* Direction
Can you render every line of the listing below as a JSON list of strings, one string per line, with blank lines left out?

* Supplied information
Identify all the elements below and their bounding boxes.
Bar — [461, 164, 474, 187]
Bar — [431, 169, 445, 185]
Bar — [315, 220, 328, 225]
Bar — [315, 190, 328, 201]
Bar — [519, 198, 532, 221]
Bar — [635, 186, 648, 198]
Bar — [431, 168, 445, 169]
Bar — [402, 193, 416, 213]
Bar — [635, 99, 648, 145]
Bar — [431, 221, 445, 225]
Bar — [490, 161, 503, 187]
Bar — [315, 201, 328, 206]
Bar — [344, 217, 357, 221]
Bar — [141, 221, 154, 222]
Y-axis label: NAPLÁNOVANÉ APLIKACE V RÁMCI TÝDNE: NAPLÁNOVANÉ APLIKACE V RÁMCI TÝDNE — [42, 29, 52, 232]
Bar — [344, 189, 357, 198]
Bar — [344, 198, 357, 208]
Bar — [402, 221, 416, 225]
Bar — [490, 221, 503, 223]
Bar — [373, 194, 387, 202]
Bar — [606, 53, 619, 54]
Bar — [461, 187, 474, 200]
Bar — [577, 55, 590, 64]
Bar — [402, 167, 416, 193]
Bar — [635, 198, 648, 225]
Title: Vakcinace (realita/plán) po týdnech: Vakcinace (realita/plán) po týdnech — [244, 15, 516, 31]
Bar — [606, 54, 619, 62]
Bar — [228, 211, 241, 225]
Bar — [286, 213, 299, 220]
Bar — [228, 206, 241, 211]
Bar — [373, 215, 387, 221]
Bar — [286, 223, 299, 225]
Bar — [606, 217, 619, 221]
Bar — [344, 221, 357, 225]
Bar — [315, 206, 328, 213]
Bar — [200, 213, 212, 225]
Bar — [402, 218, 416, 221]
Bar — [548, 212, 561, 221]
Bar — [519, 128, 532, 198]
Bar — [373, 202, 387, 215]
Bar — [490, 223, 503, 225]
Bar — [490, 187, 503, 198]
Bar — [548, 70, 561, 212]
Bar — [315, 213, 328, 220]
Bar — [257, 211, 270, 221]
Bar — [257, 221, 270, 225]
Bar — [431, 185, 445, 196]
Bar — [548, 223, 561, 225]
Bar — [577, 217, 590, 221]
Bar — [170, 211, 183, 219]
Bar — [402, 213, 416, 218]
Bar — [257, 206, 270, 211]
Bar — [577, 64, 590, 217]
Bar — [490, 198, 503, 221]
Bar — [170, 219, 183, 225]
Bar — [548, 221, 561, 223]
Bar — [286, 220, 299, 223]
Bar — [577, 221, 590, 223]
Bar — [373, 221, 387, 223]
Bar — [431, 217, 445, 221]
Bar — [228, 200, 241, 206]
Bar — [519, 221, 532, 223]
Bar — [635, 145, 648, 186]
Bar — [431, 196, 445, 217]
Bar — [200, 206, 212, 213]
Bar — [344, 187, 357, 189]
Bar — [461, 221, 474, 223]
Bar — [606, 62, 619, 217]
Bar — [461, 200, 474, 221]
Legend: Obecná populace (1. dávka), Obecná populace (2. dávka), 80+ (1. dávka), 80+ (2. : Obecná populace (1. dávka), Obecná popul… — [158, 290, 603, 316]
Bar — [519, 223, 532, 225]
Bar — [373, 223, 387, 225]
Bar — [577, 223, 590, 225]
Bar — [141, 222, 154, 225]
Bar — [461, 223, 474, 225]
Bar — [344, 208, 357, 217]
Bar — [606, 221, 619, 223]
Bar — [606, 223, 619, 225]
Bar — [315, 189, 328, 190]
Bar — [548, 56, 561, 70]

* Solution to this problem
[
  "Identify all the elements below and their bounding boxes.",
  "Bar — [461, 164, 474, 187]",
  "Bar — [431, 169, 445, 185]",
  "Bar — [315, 220, 328, 225]",
  "Bar — [315, 190, 328, 201]",
  "Bar — [519, 198, 532, 221]",
  "Bar — [635, 186, 648, 198]",
  "Bar — [431, 168, 445, 169]",
  "Bar — [402, 193, 416, 213]",
  "Bar — [635, 99, 648, 145]",
  "Bar — [431, 221, 445, 225]",
  "Bar — [490, 161, 503, 187]",
  "Bar — [315, 201, 328, 206]",
  "Bar — [344, 217, 357, 221]",
  "Bar — [141, 221, 154, 222]",
  "Y-axis label: NAPLÁNOVANÉ APLIKACE V RÁMCI TÝDNE: NAPLÁNOVANÉ APLIKACE V RÁMCI TÝDNE — [42, 29, 52, 232]",
  "Bar — [344, 189, 357, 198]",
  "Bar — [344, 198, 357, 208]",
  "Bar — [402, 221, 416, 225]",
  "Bar — [490, 221, 503, 223]",
  "Bar — [373, 194, 387, 202]",
  "Bar — [606, 53, 619, 54]",
  "Bar — [461, 187, 474, 200]",
  "Bar — [577, 55, 590, 64]",
  "Bar — [402, 167, 416, 193]",
  "Bar — [635, 198, 648, 225]",
  "Title: Vakcinace (realita/plán) po týdnech: Vakcinace (realita/plán) po týdnech — [244, 15, 516, 31]",
  "Bar — [606, 54, 619, 62]",
  "Bar — [228, 211, 241, 225]",
  "Bar — [286, 213, 299, 220]",
  "Bar — [228, 206, 241, 211]",
  "Bar — [373, 215, 387, 221]",
  "Bar — [286, 223, 299, 225]",
  "Bar — [606, 217, 619, 221]",
  "Bar — [344, 221, 357, 225]",
  "Bar — [315, 206, 328, 213]",
  "Bar — [200, 213, 212, 225]",
  "Bar — [402, 218, 416, 221]",
  "Bar — [548, 212, 561, 221]",
  "Bar — [519, 128, 532, 198]",
  "Bar — [373, 202, 387, 215]",
  "Bar — [490, 223, 503, 225]",
  "Bar — [490, 187, 503, 198]",
  "Bar — [548, 70, 561, 212]",
  "Bar — [315, 213, 328, 220]",
  "Bar — [257, 211, 270, 221]",
  "Bar — [257, 221, 270, 225]",
  "Bar — [431, 185, 445, 196]",
  "Bar — [548, 223, 561, 225]",
  "Bar — [577, 217, 590, 221]",
  "Bar — [170, 211, 183, 219]",
  "Bar — [402, 213, 416, 218]",
  "Bar — [257, 206, 270, 211]",
  "Bar — [577, 64, 590, 217]",
  "Bar — [490, 198, 503, 221]",
  "Bar — [170, 219, 183, 225]",
  "Bar — [548, 221, 561, 223]",
  "Bar — [286, 220, 299, 223]",
  "Bar — [577, 221, 590, 223]",
  "Bar — [373, 221, 387, 223]",
  "Bar — [431, 217, 445, 221]",
  "Bar — [228, 200, 241, 206]",
  "Bar — [519, 221, 532, 223]",
  "Bar — [635, 145, 648, 186]",
  "Bar — [431, 196, 445, 217]",
  "Bar — [200, 206, 212, 213]",
  "Bar — [344, 187, 357, 189]",
  "Bar — [461, 221, 474, 223]",
  "Bar — [606, 62, 619, 217]",
  "Bar — [461, 200, 474, 221]",
  "Legend: Obecná populace (1. dávka), Obecná populace (2. dávka), 80+ (1. dávka), 80+ (2. : Obecná populace (1. dávka), Obecná popul… — [158, 290, 603, 316]",
  "Bar — [519, 223, 532, 225]",
  "Bar — [373, 223, 387, 225]",
  "Bar — [577, 223, 590, 225]",
  "Bar — [141, 222, 154, 225]",
  "Bar — [461, 223, 474, 225]",
  "Bar — [344, 208, 357, 217]",
  "Bar — [606, 221, 619, 223]",
  "Bar — [606, 223, 619, 225]",
  "Bar — [315, 189, 328, 190]",
  "Bar — [548, 56, 561, 70]"
]